**Excerpted records:**
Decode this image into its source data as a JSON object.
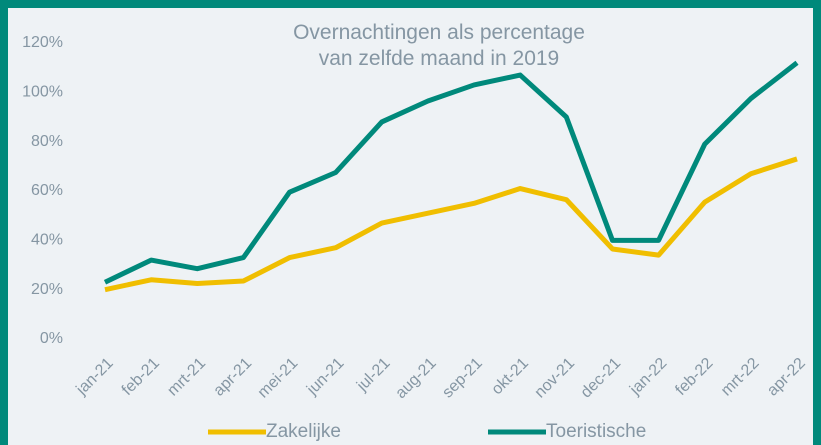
{
  "chart_data": {
    "type": "line",
    "title": "Overnachtingen als percentage van zelfde maand in 2019",
    "categories": [
      "jan-21",
      "feb-21",
      "mrt-21",
      "apr-21",
      "mei-21",
      "jun-21",
      "jul-21",
      "aug-21",
      "sep-21",
      "okt-21",
      "nov-21",
      "dec-21",
      "jan-22",
      "feb-22",
      "mrt-22",
      "apr-22"
    ],
    "series": [
      {
        "name": "Zakelijke",
        "color": "#f0be00",
        "values": [
          20,
          24,
          22.5,
          23.5,
          33,
          37,
          47,
          51,
          55,
          61,
          56.5,
          36.5,
          34,
          55.5,
          67,
          73
        ]
      },
      {
        "name": "Toeristische",
        "color": "#00897b",
        "values": [
          23,
          32,
          28.5,
          33,
          59.5,
          67.5,
          88,
          96.5,
          103,
          107,
          90,
          40,
          40,
          79,
          97.5,
          112
        ]
      }
    ],
    "ylim": [
      0,
      120
    ],
    "yticks": [
      {
        "value": 0,
        "label": "0%"
      },
      {
        "value": 20,
        "label": "20%"
      },
      {
        "value": 40,
        "label": "40%"
      },
      {
        "value": 60,
        "label": "60%"
      },
      {
        "value": 80,
        "label": "80%"
      },
      {
        "value": 100,
        "label": "100%"
      },
      {
        "value": 120,
        "label": "120%"
      }
    ],
    "grid": false,
    "legend": "bottom"
  }
}
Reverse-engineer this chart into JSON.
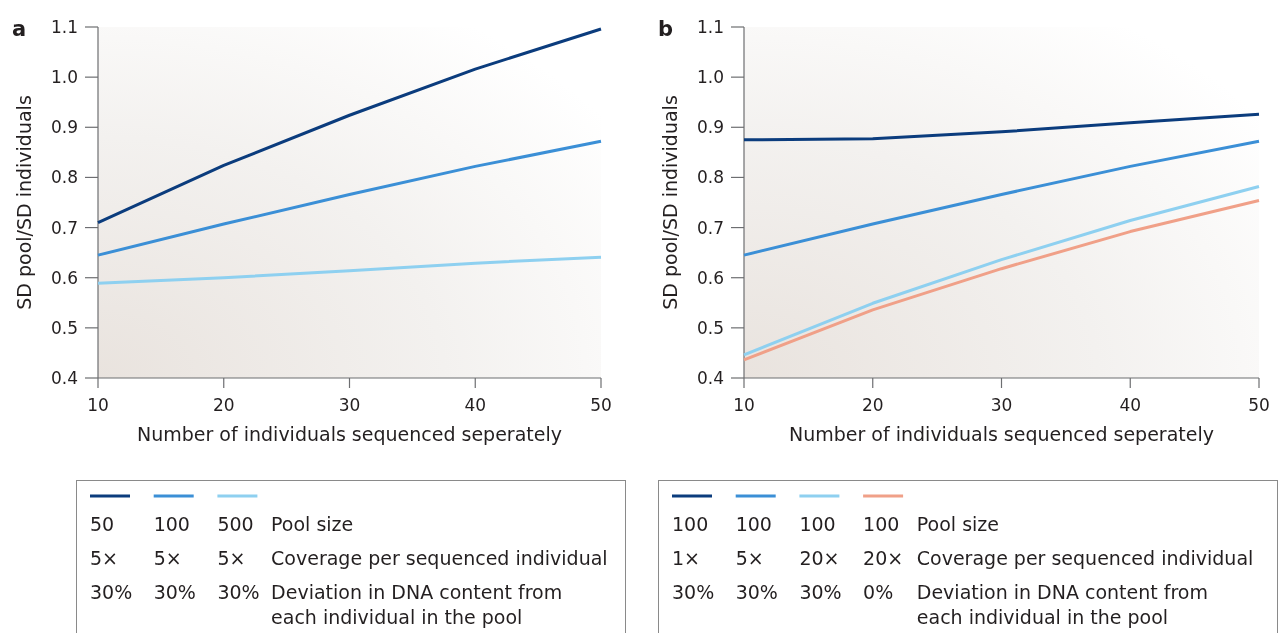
{
  "chart_data": [
    {
      "type": "line",
      "title": "a",
      "xlabel": "Number of individuals sequenced seperately",
      "ylabel": "SD pool/SD individuals",
      "x": [
        10,
        20,
        30,
        40,
        50
      ],
      "xlim": [
        10,
        50
      ],
      "xticks": [
        10,
        20,
        30,
        40,
        50
      ],
      "ylim": [
        0.4,
        1.1
      ],
      "yticks": [
        0.4,
        0.5,
        0.6,
        0.7,
        0.8,
        0.9,
        {
          "value": 1,
          "label": "1.0"
        },
        1.1
      ],
      "legend": "bottom",
      "series": [
        {
          "name": "50\n5×\n30%",
          "color": "#0b3c7d",
          "values": [
            0.71,
            0.824,
            0.924,
            1.016,
            1.096
          ]
        },
        {
          "name": "100\n5×\n30%",
          "color": "#3b8fd6",
          "values": [
            0.645,
            0.707,
            0.766,
            0.822,
            0.872
          ]
        },
        {
          "name": "500\n5×\n30%",
          "color": "#8ed0f0",
          "values": [
            0.589,
            0.6,
            0.614,
            0.629,
            0.641
          ]
        }
      ],
      "annotations": [
        "Pool size",
        "Coverage per sequenced individual",
        "Deviation in DNA content from each individual in the pool"
      ]
    },
    {
      "type": "line",
      "title": "b",
      "xlabel": "Number of individuals sequenced seperately",
      "ylabel": "SD pool/SD individuals",
      "x": [
        10,
        20,
        30,
        40,
        50
      ],
      "xlim": [
        10,
        50
      ],
      "xticks": [
        10,
        20,
        30,
        40,
        50
      ],
      "ylim": [
        0.4,
        1.1
      ],
      "yticks": [
        0.4,
        0.5,
        0.6,
        0.7,
        0.8,
        0.9,
        {
          "value": 1,
          "label": "1.0"
        },
        1.1
      ],
      "legend": "bottom",
      "series": [
        {
          "name": "100\n1×\n30%",
          "color": "#0b3c7d",
          "values": [
            0.875,
            0.877,
            0.891,
            0.909,
            0.926
          ]
        },
        {
          "name": "100\n5×\n30%",
          "color": "#3b8fd6",
          "values": [
            0.645,
            0.707,
            0.766,
            0.822,
            0.872
          ]
        },
        {
          "name": "100\n20×\n30%",
          "color": "#8ed0f0",
          "values": [
            0.446,
            0.549,
            0.636,
            0.714,
            0.782
          ]
        },
        {
          "name": "100\n20×\n0%",
          "color": "#f0a088",
          "values": [
            0.436,
            0.536,
            0.618,
            0.692,
            0.754
          ]
        }
      ],
      "annotations": [
        "Pool size",
        "Coverage per sequenced individual",
        "Deviation in DNA content from each individual in the pool"
      ]
    }
  ]
}
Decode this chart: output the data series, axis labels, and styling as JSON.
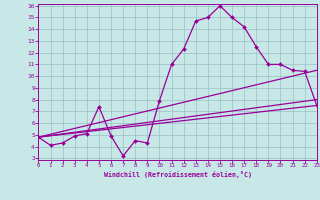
{
  "xlabel": "Windchill (Refroidissement éolien,°C)",
  "xlim": [
    0,
    23
  ],
  "ylim": [
    3,
    16
  ],
  "xticks": [
    0,
    1,
    2,
    3,
    4,
    5,
    6,
    7,
    8,
    9,
    10,
    11,
    12,
    13,
    14,
    15,
    16,
    17,
    18,
    19,
    20,
    21,
    22,
    23
  ],
  "yticks": [
    3,
    4,
    5,
    6,
    7,
    8,
    9,
    10,
    11,
    12,
    13,
    14,
    15,
    16
  ],
  "bg_color": "#c8e8e8",
  "grid_color": "#a0c8c8",
  "line_color": "#990099",
  "main_line": {
    "x": [
      0,
      1,
      2,
      3,
      4,
      5,
      6,
      7,
      8,
      9,
      10,
      11,
      12,
      13,
      14,
      15,
      16,
      17,
      18,
      19,
      20,
      21,
      22,
      23
    ],
    "y": [
      4.8,
      4.1,
      4.3,
      4.9,
      5.1,
      7.4,
      4.9,
      3.2,
      4.5,
      4.3,
      7.9,
      11.0,
      12.3,
      14.7,
      15.0,
      16.0,
      15.0,
      14.2,
      12.5,
      11.0,
      11.0,
      10.5,
      10.4,
      7.5
    ]
  },
  "trend1": {
    "x": [
      0,
      23
    ],
    "y": [
      4.8,
      10.5
    ]
  },
  "trend2": {
    "x": [
      0,
      23
    ],
    "y": [
      4.8,
      8.0
    ]
  },
  "trend3": {
    "x": [
      0,
      23
    ],
    "y": [
      4.8,
      7.5
    ]
  }
}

**Set task:** Restate the data above word for word. Skip every picture.

**Complete output:**
Decode this image into its source data as a JSON object.
{
  "chart_data": {
    "type": "line",
    "title": "Overnachtingen als percentage van zelfde maand in 2019",
    "categories": [
      "jan-21",
      "feb-21",
      "mrt-21",
      "apr-21",
      "mei-21",
      "jun-21",
      "jul-21",
      "aug-21",
      "sep-21",
      "okt-21",
      "nov-21",
      "dec-21",
      "jan-22",
      "feb-22",
      "mrt-22",
      "apr-22"
    ],
    "series": [
      {
        "name": "Zakelijke",
        "color": "#f0be00",
        "values": [
          20,
          24,
          22.5,
          23.5,
          33,
          37,
          47,
          51,
          55,
          61,
          56.5,
          36.5,
          34,
          55.5,
          67,
          73
        ]
      },
      {
        "name": "Toeristische",
        "color": "#00897b",
        "values": [
          23,
          32,
          28.5,
          33,
          59.5,
          67.5,
          88,
          96.5,
          103,
          107,
          90,
          40,
          40,
          79,
          97.5,
          112
        ]
      }
    ],
    "ylim": [
      0,
      120
    ],
    "yticks": [
      {
        "value": 0,
        "label": "0%"
      },
      {
        "value": 20,
        "label": "20%"
      },
      {
        "value": 40,
        "label": "40%"
      },
      {
        "value": 60,
        "label": "60%"
      },
      {
        "value": 80,
        "label": "80%"
      },
      {
        "value": 100,
        "label": "100%"
      },
      {
        "value": 120,
        "label": "120%"
      }
    ],
    "grid": false,
    "legend": "bottom"
  }
}
Reverse-engineer this chart into JSON.
{
  "chart_data": [
    {
      "type": "line",
      "title": "a",
      "xlabel": "Number of individuals sequenced seperately",
      "ylabel": "SD pool/SD individuals",
      "x": [
        10,
        20,
        30,
        40,
        50
      ],
      "xlim": [
        10,
        50
      ],
      "xticks": [
        10,
        20,
        30,
        40,
        50
      ],
      "ylim": [
        0.4,
        1.1
      ],
      "yticks": [
        0.4,
        0.5,
        0.6,
        0.7,
        0.8,
        0.9,
        {
          "value": 1,
          "label": "1.0"
        },
        1.1
      ],
      "legend": "bottom",
      "series": [
        {
          "name": "50\n5×\n30%",
          "color": "#0b3c7d",
          "values": [
            0.71,
            0.824,
            0.924,
            1.016,
            1.096
          ]
        },
        {
          "name": "100\n5×\n30%",
          "color": "#3b8fd6",
          "values": [
            0.645,
            0.707,
            0.766,
            0.822,
            0.872
          ]
        },
        {
          "name": "500\n5×\n30%",
          "color": "#8ed0f0",
          "values": [
            0.589,
            0.6,
            0.614,
            0.629,
            0.641
          ]
        }
      ],
      "annotations": [
        "Pool size",
        "Coverage per sequenced individual",
        "Deviation in DNA content from each individual in the pool"
      ]
    },
    {
      "type": "line",
      "title": "b",
      "xlabel": "Number of individuals sequenced seperately",
      "ylabel": "SD pool/SD individuals",
      "x": [
        10,
        20,
        30,
        40,
        50
      ],
      "xlim": [
        10,
        50
      ],
      "xticks": [
        10,
        20,
        30,
        40,
        50
      ],
      "ylim": [
        0.4,
        1.1
      ],
      "yticks": [
        0.4,
        0.5,
        0.6,
        0.7,
        0.8,
        0.9,
        {
          "value": 1,
          "label": "1.0"
        },
        1.1
      ],
      "legend": "bottom",
      "series": [
        {
          "name": "100\n1×\n30%",
          "color": "#0b3c7d",
          "values": [
            0.875,
            0.877,
            0.891,
            0.909,
            0.926
          ]
        },
        {
          "name": "100\n5×\n30%",
          "color": "#3b8fd6",
          "values": [
            0.645,
            0.707,
            0.766,
            0.822,
            0.872
          ]
        },
        {
          "name": "100\n20×\n30%",
          "color": "#8ed0f0",
          "values": [
            0.446,
            0.549,
            0.636,
            0.714,
            0.782
          ]
        },
        {
          "name": "100\n20×\n0%",
          "color": "#f0a088",
          "values": [
            0.436,
            0.536,
            0.618,
            0.692,
            0.754
          ]
        }
      ],
      "annotations": [
        "Pool size",
        "Coverage per sequenced individual",
        "Deviation in DNA content from each individual in the pool"
      ]
    }
  ]
}
Decode this chart: output the data series, axis labels, and styling as JSON.
{
  "xlabel": "Windchill (Refroidissement éolien,°C)",
  "xlim": [
    0,
    23
  ],
  "ylim": [
    3,
    16
  ],
  "xticks": [
    0,
    1,
    2,
    3,
    4,
    5,
    6,
    7,
    8,
    9,
    10,
    11,
    12,
    13,
    14,
    15,
    16,
    17,
    18,
    19,
    20,
    21,
    22,
    23
  ],
  "yticks": [
    3,
    4,
    5,
    6,
    7,
    8,
    9,
    10,
    11,
    12,
    13,
    14,
    15,
    16
  ],
  "bg_color": "#c8e8e8",
  "grid_color": "#a0c8c8",
  "line_color": "#990099",
  "main_line": {
    "x": [
      0,
      1,
      2,
      3,
      4,
      5,
      6,
      7,
      8,
      9,
      10,
      11,
      12,
      13,
      14,
      15,
      16,
      17,
      18,
      19,
      20,
      21,
      22,
      23
    ],
    "y": [
      4.8,
      4.1,
      4.3,
      4.9,
      5.1,
      7.4,
      4.9,
      3.2,
      4.5,
      4.3,
      7.9,
      11.0,
      12.3,
      14.7,
      15.0,
      16.0,
      15.0,
      14.2,
      12.5,
      11.0,
      11.0,
      10.5,
      10.4,
      7.5
    ]
  },
  "trend1": {
    "x": [
      0,
      23
    ],
    "y": [
      4.8,
      10.5
    ]
  },
  "trend2": {
    "x": [
      0,
      23
    ],
    "y": [
      4.8,
      8.0
    ]
  },
  "trend3": {
    "x": [
      0,
      23
    ],
    "y": [
      4.8,
      7.5
    ]
  }
}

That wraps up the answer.